= GOAL =
Below is a set of entries. Reproduce exactly the lines from the one containing "Give me a plain-text" through the end, both included.

= SUPPLIED ENTRIES =
◇ ◇ ◇ ◇

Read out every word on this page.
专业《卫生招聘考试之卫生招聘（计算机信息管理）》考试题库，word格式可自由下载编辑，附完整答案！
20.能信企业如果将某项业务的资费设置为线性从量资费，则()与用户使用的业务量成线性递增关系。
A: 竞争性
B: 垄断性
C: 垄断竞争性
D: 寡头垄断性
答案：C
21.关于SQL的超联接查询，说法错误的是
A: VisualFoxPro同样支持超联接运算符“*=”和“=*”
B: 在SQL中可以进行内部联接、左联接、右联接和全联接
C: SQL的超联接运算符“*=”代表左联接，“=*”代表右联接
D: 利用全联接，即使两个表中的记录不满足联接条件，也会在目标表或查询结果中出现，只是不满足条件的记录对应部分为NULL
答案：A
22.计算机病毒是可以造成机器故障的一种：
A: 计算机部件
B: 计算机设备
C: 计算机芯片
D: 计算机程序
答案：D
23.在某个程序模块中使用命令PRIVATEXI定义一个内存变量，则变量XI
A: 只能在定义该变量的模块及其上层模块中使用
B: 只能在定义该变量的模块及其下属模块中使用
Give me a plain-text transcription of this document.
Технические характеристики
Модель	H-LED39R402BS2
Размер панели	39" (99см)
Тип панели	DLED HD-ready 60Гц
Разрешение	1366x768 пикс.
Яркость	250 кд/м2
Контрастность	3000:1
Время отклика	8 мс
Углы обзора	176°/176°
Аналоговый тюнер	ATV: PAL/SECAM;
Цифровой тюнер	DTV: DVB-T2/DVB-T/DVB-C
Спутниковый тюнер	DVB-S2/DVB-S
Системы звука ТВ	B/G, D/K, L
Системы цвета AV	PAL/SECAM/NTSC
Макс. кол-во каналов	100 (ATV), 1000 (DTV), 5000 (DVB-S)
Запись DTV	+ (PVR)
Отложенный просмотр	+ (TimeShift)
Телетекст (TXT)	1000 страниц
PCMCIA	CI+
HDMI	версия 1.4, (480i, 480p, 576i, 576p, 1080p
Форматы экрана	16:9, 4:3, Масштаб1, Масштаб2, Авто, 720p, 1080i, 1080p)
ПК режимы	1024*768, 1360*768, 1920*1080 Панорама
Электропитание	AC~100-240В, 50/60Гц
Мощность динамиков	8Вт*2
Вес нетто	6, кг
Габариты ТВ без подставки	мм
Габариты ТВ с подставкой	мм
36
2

◇ ◇ ◇ ◇

= FINAL ANSWER =
Give me a plain-text transcription of this document.
Технические характеристики
Модель	H-LED39R402BS2
Размер панели	39" (99см)
Тип панели	DLED HD-ready 60Гц
Разрешение	1366x768 пикс.
Яркость	250 кд/м2
Контрастность	3000:1
Время отклика	8 мс
Углы обзора	176°/176°
Аналоговый тюнер	ATV: PAL/SECAM;
Цифровой тюнер	DTV: DVB-T2/DVB-T/DVB-C
Спутниковый тюнер	DVB-S2/DVB-S
Системы звука ТВ	B/G, D/K, L
Системы цвета AV	PAL/SECAM/NTSC
Макс. кол-во каналов	100 (ATV), 1000 (DTV), 5000 (DVB-S)
Запись DTV	+ (PVR)
Отложенный просмотр	+ (TimeShift)
Телетекст (TXT)	1000 страниц
PCMCIA	CI+
HDMI	версия 1.4, (480i, 480p, 576i, 576p, 1080p
Форматы экрана	16:9, 4:3, Масштаб1, Масштаб2, Авто, 720p, 1080i, 1080p)
ПК режимы	1024*768, 1360*768, 1920*1080 Панорама
Электропитание	AC~100-240В, 50/60Гц
Мощность динамиков	8Вт*2
Вес нетто	6, кг
Габариты ТВ без подставки	мм
Габариты ТВ с подставкой	мм
36
2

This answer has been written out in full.